Present the following entries again, word for word and in full.
### Data provided ###
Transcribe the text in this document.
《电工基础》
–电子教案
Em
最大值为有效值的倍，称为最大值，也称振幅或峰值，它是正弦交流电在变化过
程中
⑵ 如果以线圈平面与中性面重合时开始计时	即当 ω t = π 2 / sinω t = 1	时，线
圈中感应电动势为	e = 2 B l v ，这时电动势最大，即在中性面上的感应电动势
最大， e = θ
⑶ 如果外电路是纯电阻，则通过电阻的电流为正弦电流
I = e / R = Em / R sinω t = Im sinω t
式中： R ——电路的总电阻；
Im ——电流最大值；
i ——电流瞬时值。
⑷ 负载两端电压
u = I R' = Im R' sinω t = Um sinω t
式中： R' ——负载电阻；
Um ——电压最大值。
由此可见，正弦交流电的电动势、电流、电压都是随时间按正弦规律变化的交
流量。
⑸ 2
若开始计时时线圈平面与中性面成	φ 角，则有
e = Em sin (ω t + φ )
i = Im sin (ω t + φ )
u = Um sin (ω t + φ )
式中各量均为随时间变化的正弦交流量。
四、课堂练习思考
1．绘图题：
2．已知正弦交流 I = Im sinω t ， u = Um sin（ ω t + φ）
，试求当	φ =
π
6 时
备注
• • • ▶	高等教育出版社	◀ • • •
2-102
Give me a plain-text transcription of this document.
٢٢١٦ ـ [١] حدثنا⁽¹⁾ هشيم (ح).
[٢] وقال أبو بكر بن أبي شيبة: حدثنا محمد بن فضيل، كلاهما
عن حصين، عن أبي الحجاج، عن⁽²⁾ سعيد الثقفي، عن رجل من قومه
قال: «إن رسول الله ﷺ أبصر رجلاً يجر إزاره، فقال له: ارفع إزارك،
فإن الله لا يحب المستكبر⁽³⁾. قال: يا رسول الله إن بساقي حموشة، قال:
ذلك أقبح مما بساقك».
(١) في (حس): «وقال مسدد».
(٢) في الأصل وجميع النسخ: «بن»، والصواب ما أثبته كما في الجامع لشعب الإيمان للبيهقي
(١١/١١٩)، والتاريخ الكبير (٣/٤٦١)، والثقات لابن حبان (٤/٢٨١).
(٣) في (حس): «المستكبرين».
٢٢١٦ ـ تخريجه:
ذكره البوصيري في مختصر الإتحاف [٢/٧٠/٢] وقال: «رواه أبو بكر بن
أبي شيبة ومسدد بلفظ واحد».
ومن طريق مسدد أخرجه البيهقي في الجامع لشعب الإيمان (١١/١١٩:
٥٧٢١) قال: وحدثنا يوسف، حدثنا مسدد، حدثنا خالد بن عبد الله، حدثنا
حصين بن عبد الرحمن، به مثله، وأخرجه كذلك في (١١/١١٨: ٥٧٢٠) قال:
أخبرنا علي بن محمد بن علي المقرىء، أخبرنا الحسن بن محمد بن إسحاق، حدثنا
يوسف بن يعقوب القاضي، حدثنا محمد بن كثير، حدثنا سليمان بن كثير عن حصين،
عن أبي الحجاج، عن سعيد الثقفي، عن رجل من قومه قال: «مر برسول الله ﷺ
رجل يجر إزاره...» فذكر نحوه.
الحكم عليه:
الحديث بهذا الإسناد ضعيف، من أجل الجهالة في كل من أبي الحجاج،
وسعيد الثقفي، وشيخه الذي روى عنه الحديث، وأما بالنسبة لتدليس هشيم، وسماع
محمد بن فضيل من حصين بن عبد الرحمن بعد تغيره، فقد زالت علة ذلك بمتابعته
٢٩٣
###
Answer for the task -
Transcribe the text in this document.
《电工基础》
–电子教案
Em
最大值为有效值的倍，称为最大值，也称振幅或峰值，它是正弦交流电在变化过
程中
⑵ 如果以线圈平面与中性面重合时开始计时	即当 ω t = π 2 / sinω t = 1	时，线
圈中感应电动势为	e = 2 B l v ，这时电动势最大，即在中性面上的感应电动势
最大， e = θ
⑶ 如果外电路是纯电阻，则通过电阻的电流为正弦电流
I = e / R = Em / R sinω t = Im sinω t
式中： R ——电路的总电阻；
Im ——电流最大值；
i ——电流瞬时值。
⑷ 负载两端电压
u = I R' = Im R' sinω t = Um sinω t
式中： R' ——负载电阻；
Um ——电压最大值。
由此可见，正弦交流电的电动势、电流、电压都是随时间按正弦规律变化的交
流量。
⑸ 2
若开始计时时线圈平面与中性面成	φ 角，则有
e = Em sin (ω t + φ )
i = Im sin (ω t + φ )
u = Um sin (ω t + φ )
式中各量均为随时间变化的正弦交流量。
四、课堂练习思考
1．绘图题：
2．已知正弦交流 I = Im sinω t ， u = Um sin（ ω t + φ）
，试求当	φ =
π
6 时
备注
• • • ▶	高等教育出版社	◀ • • •
2-102
Give me a plain-text transcription of this document.
٢٢١٦ ـ [١] حدثنا⁽¹⁾ هشيم (ح).
[٢] وقال أبو بكر بن أبي شيبة: حدثنا محمد بن فضيل، كلاهما
عن حصين، عن أبي الحجاج، عن⁽²⁾ سعيد الثقفي، عن رجل من قومه
قال: «إن رسول الله ﷺ أبصر رجلاً يجر إزاره، فقال له: ارفع إزارك،
فإن الله لا يحب المستكبر⁽³⁾. قال: يا رسول الله إن بساقي حموشة، قال:
ذلك أقبح مما بساقك».
(١) في (حس): «وقال مسدد».
(٢) في الأصل وجميع النسخ: «بن»، والصواب ما أثبته كما في الجامع لشعب الإيمان للبيهقي
(١١/١١٩)، والتاريخ الكبير (٣/٤٦١)، والثقات لابن حبان (٤/٢٨١).
(٣) في (حس): «المستكبرين».
٢٢١٦ ـ تخريجه:
ذكره البوصيري في مختصر الإتحاف [٢/٧٠/٢] وقال: «رواه أبو بكر بن
أبي شيبة ومسدد بلفظ واحد».
ومن طريق مسدد أخرجه البيهقي في الجامع لشعب الإيمان (١١/١١٩:
٥٧٢١) قال: وحدثنا يوسف، حدثنا مسدد، حدثنا خالد بن عبد الله، حدثنا
حصين بن عبد الرحمن، به مثله، وأخرجه كذلك في (١١/١١٨: ٥٧٢٠) قال:
أخبرنا علي بن محمد بن علي المقرىء، أخبرنا الحسن بن محمد بن إسحاق، حدثنا
يوسف بن يعقوب القاضي، حدثنا محمد بن كثير، حدثنا سليمان بن كثير عن حصين،
عن أبي الحجاج، عن سعيد الثقفي، عن رجل من قومه قال: «مر برسول الله ﷺ
رجل يجر إزاره...» فذكر نحوه.
الحكم عليه:
الحديث بهذا الإسناد ضعيف، من أجل الجهالة في كل من أبي الحجاج،
وسعيد الثقفي، وشيخه الذي روى عنه الحديث، وأما بالنسبة لتدليس هشيم، وسماع
محمد بن فضيل من حصين بن عبد الرحمن بعد تغيره، فقد زالت علة ذلك بمتابعته
٢٩٣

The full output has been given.